Stated exercise —
Lines containing the word "JSON" are the ones to copy from the records below.

(Collection entries)
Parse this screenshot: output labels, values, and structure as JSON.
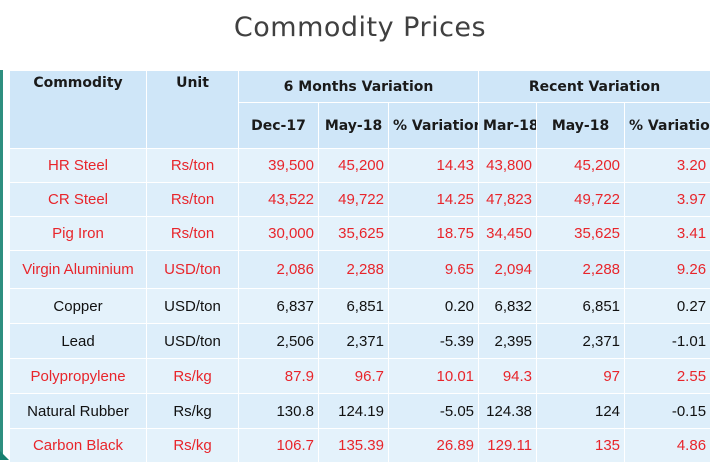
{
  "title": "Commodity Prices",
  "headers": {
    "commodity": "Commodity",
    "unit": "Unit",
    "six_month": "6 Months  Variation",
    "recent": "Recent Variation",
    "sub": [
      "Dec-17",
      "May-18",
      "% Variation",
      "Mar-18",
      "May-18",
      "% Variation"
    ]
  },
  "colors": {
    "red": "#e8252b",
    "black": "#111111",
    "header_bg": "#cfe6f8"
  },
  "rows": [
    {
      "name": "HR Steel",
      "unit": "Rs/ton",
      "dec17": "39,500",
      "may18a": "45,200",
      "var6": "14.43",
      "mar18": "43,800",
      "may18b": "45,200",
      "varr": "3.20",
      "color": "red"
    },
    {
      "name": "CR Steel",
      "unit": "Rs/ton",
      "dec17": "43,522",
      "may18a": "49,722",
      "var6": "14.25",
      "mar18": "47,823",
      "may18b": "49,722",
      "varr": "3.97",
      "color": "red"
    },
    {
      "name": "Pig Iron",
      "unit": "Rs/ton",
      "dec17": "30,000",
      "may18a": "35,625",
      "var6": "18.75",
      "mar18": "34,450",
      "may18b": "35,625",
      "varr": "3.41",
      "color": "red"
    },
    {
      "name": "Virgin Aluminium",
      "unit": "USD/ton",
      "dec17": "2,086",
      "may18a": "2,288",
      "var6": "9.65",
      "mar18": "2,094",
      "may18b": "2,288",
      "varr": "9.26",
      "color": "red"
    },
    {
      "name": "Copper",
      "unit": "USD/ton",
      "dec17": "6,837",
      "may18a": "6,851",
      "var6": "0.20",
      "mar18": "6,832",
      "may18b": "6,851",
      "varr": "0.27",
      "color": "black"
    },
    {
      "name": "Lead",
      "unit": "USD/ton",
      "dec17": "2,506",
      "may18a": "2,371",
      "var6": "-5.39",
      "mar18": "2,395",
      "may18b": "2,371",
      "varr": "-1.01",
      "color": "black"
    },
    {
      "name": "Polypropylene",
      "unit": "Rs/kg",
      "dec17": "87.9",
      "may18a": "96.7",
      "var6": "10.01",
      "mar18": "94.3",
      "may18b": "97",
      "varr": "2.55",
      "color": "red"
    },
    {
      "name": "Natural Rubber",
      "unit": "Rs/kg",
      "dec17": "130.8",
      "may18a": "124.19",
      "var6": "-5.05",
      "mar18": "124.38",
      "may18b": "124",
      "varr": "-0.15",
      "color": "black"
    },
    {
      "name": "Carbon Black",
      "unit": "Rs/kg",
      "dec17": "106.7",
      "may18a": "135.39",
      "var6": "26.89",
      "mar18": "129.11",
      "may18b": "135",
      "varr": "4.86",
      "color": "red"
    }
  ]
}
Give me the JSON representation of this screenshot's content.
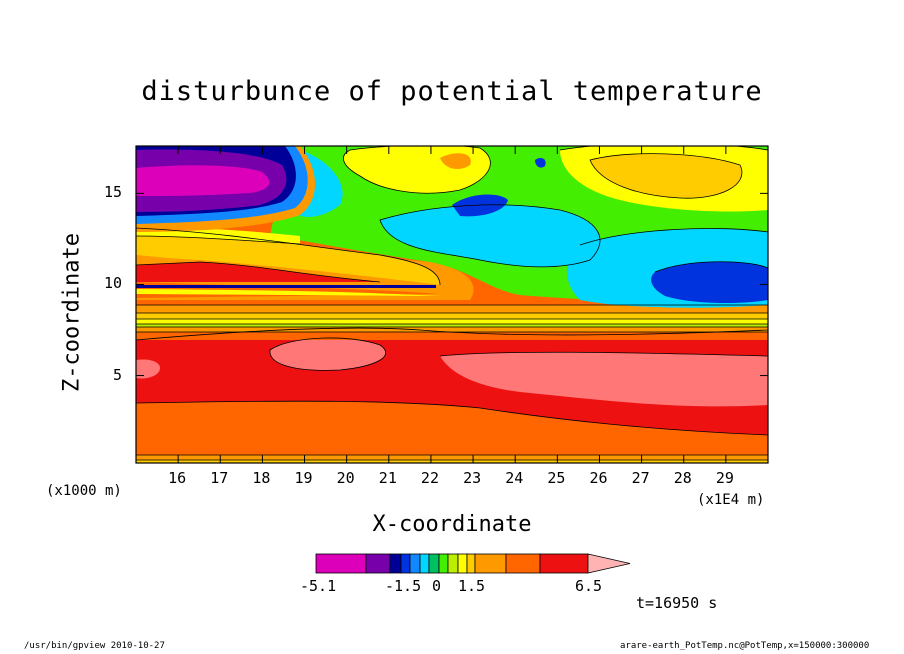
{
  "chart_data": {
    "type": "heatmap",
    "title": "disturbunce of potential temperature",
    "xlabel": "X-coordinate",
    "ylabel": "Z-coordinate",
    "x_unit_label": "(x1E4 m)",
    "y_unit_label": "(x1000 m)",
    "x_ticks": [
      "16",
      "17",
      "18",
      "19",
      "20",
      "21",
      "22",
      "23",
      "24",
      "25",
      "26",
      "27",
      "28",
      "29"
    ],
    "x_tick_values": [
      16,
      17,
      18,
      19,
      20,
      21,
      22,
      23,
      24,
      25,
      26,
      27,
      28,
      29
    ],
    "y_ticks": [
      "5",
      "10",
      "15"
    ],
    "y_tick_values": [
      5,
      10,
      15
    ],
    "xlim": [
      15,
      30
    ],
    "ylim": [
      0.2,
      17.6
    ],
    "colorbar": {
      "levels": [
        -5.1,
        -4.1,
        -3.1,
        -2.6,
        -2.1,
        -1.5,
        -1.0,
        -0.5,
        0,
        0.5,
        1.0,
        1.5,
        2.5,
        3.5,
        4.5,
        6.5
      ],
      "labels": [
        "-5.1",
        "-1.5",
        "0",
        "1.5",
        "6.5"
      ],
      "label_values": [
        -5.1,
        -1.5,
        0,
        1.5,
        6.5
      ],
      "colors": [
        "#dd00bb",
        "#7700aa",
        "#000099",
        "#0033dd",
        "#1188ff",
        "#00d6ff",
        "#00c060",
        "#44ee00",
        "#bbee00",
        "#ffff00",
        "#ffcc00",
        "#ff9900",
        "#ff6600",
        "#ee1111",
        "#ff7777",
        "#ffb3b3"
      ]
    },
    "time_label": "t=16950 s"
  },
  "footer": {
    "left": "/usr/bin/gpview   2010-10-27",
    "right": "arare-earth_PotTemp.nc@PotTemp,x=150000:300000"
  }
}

Result —
Parse this screenshot: output labels, values, and structure as JSON.
Give me the JSON representation of this screenshot's content.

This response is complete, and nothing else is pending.